▶ _Exercise details_
Return the whole listing exactly as it stands.

▶ _Recorded data_
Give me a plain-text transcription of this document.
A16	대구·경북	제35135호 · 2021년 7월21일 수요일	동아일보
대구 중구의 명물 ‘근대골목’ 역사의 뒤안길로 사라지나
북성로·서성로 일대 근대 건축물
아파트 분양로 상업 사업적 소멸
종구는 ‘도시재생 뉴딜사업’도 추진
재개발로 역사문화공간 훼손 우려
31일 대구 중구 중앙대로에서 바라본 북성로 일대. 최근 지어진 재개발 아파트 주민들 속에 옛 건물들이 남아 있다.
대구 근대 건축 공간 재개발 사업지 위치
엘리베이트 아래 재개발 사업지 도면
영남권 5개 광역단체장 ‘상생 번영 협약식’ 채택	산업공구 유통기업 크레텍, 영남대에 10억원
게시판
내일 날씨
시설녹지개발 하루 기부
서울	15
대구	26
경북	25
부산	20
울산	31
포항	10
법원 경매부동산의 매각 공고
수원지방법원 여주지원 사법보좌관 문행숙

▶ _Full answer_
Give me a plain-text transcription of this document.
A16	대구·경북	제35135호 · 2021년 7월21일 수요일	동아일보
대구 중구의 명물 ‘근대골목’ 역사의 뒤안길로 사라지나
북성로·서성로 일대 근대 건축물
아파트 분양로 상업 사업적 소멸
종구는 ‘도시재생 뉴딜사업’도 추진
재개발로 역사문화공간 훼손 우려
31일 대구 중구 중앙대로에서 바라본 북성로 일대. 최근 지어진 재개발 아파트 주민들 속에 옛 건물들이 남아 있다.
대구 근대 건축 공간 재개발 사업지 위치
엘리베이트 아래 재개발 사업지 도면
영남권 5개 광역단체장 ‘상생 번영 협약식’ 채택	산업공구 유통기업 크레텍, 영남대에 10억원
게시판
내일 날씨
시설녹지개발 하루 기부
서울	15
대구	26
경북	25
부산	20
울산	31
포항	10
법원 경매부동산의 매각 공고
수원지방법원 여주지원 사법보좌관 문행숙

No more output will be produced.